▶ [Given instruction] Reproduce the lines below verbatim, from the line with "Patent image size: (829, 1427)." to the line with "The photosensitive surface 134A is", including both of those lines.
++++ Supplied records ++++
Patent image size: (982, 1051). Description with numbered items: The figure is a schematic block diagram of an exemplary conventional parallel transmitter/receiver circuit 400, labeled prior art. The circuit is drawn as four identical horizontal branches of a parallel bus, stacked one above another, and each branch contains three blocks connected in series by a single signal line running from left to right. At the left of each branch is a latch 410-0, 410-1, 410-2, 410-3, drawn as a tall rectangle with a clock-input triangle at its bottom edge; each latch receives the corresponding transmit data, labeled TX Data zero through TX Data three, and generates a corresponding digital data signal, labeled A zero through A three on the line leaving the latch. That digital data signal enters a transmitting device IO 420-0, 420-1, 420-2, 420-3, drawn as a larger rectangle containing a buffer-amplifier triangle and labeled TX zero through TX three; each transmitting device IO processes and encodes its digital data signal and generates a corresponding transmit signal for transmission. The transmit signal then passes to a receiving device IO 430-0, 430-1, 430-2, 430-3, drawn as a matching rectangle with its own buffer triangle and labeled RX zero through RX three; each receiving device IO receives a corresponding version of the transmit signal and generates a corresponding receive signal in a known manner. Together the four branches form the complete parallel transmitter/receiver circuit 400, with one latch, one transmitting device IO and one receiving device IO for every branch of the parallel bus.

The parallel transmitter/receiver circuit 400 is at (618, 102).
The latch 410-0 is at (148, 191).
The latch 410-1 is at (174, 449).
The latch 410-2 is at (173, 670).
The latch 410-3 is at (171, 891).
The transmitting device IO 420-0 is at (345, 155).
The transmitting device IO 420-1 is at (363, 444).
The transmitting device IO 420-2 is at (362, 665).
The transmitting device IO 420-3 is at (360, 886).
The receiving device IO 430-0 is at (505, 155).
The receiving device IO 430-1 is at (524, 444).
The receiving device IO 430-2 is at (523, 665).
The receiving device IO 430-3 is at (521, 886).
++++
++++ Supplied records ++++
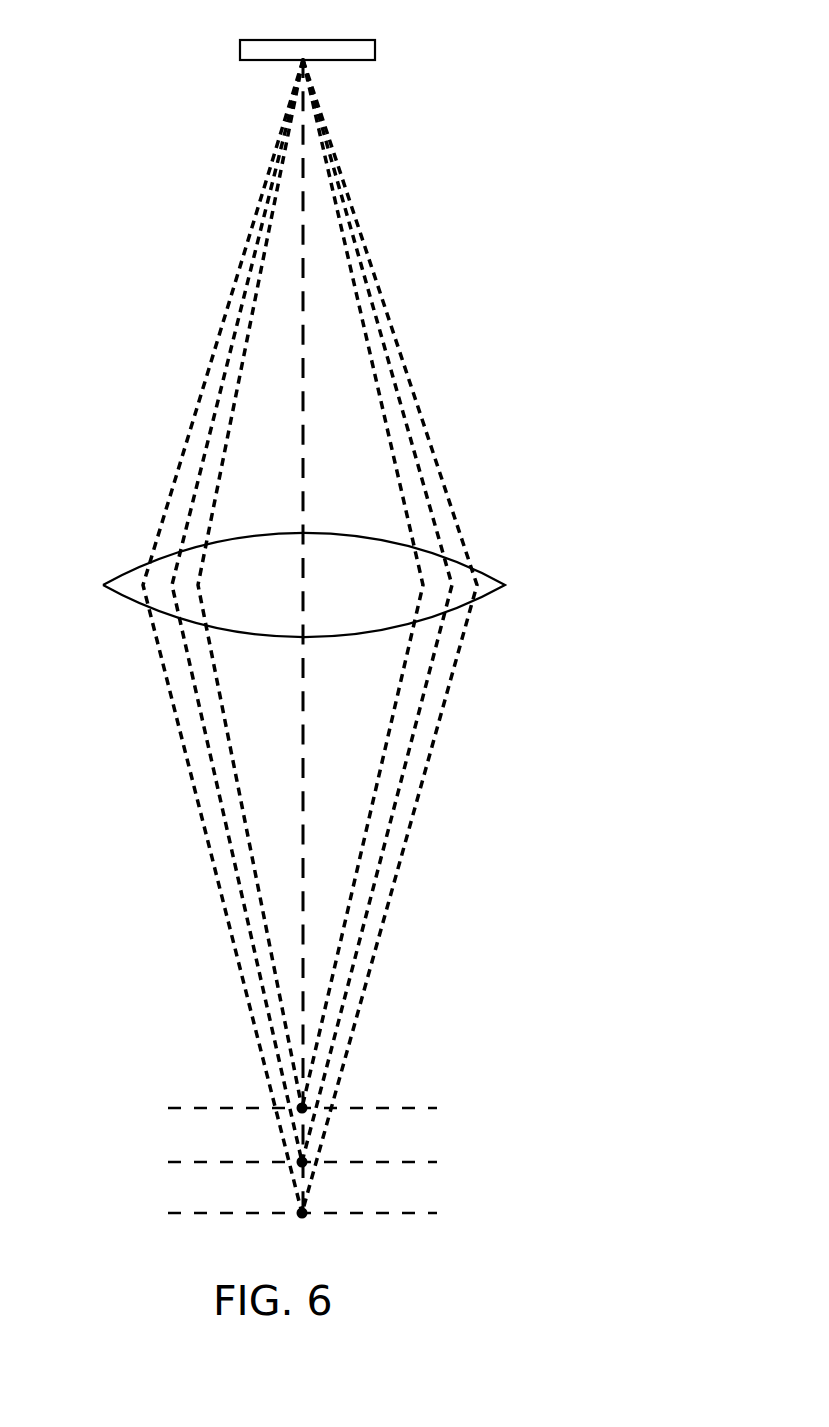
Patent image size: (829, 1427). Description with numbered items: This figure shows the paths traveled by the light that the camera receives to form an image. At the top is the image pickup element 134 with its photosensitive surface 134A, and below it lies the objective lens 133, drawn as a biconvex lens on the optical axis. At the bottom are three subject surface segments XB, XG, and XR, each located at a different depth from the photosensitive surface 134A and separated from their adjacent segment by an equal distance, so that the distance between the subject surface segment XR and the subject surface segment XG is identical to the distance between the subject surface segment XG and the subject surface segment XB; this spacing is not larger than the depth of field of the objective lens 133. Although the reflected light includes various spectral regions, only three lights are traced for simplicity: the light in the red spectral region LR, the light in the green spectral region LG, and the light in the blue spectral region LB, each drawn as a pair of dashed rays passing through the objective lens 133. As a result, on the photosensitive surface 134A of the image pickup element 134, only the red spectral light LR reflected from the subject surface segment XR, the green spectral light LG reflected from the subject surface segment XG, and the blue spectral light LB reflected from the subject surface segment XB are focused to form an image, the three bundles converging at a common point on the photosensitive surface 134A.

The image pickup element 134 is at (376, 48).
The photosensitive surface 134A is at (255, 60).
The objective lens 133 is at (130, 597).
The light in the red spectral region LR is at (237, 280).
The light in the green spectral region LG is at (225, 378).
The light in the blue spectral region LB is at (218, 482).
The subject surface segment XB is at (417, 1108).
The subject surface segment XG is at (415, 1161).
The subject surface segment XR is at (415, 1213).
++++
▶ [Output below]
Patent image size: (829, 1427). Description with numbered items: This figure shows the paths traveled by the light that the camera receives to form an image. At the top is the image pickup element 134 with its photosensitive surface 134A, and below it lies the objective lens 133, drawn as a biconvex lens on the optical axis. At the bottom are three subject surface segments XB, XG, and XR, each located at a different depth from the photosensitive surface 134A and separated from their adjacent segment by an equal distance, so that the distance between the subject surface segment XR and the subject surface segment XG is identical to the distance between the subject surface segment XG and the subject surface segment XB; this spacing is not larger than the depth of field of the objective lens 133. Although the reflected light includes various spectral regions, only three lights are traced for simplicity: the light in the red spectral region LR, the light in the green spectral region LG, and the light in the blue spectral region LB, each drawn as a pair of dashed rays passing through the objective lens 133. As a result, on the photosensitive surface 134A of the image pickup element 134, only the red spectral light LR reflected from the subject surface segment XR, the green spectral light LG reflected from the subject surface segment XG, and the blue spectral light LB reflected from the subject surface segment XB are focused to form an image, the three bundles converging at a common point on the photosensitive surface 134A.

The image pickup element 134 is at (376, 48).
The photosensitive surface 134A is at (255, 60).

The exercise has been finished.